(Source data)
··········
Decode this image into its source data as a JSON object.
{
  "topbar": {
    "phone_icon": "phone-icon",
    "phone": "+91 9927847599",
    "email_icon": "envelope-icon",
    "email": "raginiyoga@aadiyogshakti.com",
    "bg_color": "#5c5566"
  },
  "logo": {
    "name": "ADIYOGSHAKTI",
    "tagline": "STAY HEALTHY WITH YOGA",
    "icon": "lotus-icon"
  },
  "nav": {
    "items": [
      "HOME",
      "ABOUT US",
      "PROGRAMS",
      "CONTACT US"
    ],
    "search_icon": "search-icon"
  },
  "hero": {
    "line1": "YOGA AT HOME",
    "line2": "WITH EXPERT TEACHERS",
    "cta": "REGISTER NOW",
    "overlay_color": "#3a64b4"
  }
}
··········
What the exercise asks: How many lines in these records hold the string "icon"? Reply with the number alone.

The answer: 4